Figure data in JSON
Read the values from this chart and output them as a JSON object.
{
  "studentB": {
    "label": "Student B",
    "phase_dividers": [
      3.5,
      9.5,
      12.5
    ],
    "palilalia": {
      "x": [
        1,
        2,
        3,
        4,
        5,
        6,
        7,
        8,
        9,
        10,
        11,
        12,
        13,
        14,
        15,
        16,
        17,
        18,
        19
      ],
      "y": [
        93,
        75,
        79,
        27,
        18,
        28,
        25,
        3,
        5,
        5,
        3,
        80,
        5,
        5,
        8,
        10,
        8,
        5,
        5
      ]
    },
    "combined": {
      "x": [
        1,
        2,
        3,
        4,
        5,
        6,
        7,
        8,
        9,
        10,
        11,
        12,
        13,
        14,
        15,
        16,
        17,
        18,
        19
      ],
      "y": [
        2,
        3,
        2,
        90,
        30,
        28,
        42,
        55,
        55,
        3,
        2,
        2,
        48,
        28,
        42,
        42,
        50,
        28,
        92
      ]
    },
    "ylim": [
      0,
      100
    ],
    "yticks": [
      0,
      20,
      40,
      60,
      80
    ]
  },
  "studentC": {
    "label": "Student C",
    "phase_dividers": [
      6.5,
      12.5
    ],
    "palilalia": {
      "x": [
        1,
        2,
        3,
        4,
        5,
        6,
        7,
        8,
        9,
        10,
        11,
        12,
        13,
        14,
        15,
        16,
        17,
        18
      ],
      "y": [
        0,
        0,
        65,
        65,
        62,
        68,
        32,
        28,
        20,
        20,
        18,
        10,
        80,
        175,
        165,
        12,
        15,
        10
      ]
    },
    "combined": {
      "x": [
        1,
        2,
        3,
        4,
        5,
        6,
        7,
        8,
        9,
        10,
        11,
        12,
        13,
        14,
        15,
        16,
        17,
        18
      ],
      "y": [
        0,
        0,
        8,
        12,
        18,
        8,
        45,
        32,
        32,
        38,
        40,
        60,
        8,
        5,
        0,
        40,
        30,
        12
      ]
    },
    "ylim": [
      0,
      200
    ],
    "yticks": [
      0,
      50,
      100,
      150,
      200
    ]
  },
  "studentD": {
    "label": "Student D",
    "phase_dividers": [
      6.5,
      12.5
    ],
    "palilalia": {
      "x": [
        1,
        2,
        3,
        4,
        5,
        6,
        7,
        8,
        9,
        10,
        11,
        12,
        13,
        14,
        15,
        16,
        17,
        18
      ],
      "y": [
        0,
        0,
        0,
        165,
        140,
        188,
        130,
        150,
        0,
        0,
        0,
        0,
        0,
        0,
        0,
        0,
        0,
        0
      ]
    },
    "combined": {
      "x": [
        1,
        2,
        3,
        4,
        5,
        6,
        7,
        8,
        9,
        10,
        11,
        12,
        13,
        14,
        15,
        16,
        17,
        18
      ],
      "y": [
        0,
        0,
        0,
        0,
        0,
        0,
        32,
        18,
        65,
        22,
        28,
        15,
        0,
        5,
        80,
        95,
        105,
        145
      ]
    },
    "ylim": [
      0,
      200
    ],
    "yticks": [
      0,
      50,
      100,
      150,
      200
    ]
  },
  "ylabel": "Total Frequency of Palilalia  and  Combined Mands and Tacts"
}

...

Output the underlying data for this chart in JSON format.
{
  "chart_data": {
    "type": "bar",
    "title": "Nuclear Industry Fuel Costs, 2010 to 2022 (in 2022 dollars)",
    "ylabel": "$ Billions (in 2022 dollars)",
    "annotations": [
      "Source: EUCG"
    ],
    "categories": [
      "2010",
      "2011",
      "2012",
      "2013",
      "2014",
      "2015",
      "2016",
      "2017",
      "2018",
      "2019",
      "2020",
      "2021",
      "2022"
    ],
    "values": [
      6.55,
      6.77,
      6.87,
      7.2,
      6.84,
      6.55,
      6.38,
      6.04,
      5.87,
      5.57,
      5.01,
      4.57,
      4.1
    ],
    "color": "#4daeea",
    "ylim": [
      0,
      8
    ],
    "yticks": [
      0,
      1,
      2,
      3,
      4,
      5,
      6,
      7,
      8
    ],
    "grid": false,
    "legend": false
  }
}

==

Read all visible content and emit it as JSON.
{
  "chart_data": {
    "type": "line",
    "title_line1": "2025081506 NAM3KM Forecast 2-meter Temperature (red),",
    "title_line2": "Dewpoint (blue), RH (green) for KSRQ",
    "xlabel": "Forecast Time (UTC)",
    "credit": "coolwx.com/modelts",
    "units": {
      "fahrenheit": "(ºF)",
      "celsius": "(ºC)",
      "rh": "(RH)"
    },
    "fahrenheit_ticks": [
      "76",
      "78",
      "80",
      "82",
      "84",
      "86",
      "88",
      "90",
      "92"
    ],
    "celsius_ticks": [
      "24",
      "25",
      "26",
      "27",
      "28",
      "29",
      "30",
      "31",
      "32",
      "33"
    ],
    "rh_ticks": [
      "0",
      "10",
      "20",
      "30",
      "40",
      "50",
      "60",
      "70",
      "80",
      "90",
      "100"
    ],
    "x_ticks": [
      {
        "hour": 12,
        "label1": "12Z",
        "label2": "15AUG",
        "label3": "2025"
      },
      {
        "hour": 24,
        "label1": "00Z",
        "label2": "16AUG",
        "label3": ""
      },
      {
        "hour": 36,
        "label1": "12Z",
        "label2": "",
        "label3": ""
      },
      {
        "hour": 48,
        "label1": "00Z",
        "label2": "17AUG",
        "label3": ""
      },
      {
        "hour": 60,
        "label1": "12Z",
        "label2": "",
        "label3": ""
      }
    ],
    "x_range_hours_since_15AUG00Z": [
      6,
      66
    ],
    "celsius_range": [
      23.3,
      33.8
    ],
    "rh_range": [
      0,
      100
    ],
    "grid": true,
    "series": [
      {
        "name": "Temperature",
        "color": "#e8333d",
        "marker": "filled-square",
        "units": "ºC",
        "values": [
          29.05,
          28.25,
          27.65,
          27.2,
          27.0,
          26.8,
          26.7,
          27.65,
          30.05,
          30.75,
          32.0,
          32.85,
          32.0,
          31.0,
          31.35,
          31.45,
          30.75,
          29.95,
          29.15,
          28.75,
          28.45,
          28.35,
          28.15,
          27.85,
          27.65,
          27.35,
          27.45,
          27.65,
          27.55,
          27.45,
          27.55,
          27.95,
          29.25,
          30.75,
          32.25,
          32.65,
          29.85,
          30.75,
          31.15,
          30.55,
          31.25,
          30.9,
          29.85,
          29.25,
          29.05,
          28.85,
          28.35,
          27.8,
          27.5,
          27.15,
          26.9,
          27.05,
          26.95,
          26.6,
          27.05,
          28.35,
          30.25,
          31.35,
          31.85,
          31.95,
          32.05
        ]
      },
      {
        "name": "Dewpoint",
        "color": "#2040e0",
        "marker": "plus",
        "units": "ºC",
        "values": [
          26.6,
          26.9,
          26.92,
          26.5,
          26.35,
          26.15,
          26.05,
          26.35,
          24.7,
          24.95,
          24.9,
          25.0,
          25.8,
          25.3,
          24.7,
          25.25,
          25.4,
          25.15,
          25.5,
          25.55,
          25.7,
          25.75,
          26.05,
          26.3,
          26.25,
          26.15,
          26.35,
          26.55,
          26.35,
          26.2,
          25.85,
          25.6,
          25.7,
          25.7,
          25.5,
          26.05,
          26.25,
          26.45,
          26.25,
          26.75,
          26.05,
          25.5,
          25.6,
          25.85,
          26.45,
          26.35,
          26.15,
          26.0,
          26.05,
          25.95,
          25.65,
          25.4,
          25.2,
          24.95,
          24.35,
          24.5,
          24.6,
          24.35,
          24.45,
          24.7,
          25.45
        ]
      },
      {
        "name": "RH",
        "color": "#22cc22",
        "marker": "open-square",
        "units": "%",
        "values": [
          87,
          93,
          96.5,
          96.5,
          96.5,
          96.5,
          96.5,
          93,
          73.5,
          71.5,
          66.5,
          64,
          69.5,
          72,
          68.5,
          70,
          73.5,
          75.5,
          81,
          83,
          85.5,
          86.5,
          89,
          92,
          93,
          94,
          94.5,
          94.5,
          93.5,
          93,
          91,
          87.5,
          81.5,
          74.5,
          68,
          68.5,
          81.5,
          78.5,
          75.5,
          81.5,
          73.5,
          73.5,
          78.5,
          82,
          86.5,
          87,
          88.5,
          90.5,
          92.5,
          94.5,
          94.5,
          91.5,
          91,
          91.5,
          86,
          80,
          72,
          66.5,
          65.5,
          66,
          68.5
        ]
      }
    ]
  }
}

What you will do: Pick out the lines above containing the word "dollars", then copy them.

Response for this exercise:
    "title": "Nuclear Industry Fuel Costs, 2010 to 2022 (in 2022 dollars)",
    "ylabel": "$ Billions (in 2022 dollars)",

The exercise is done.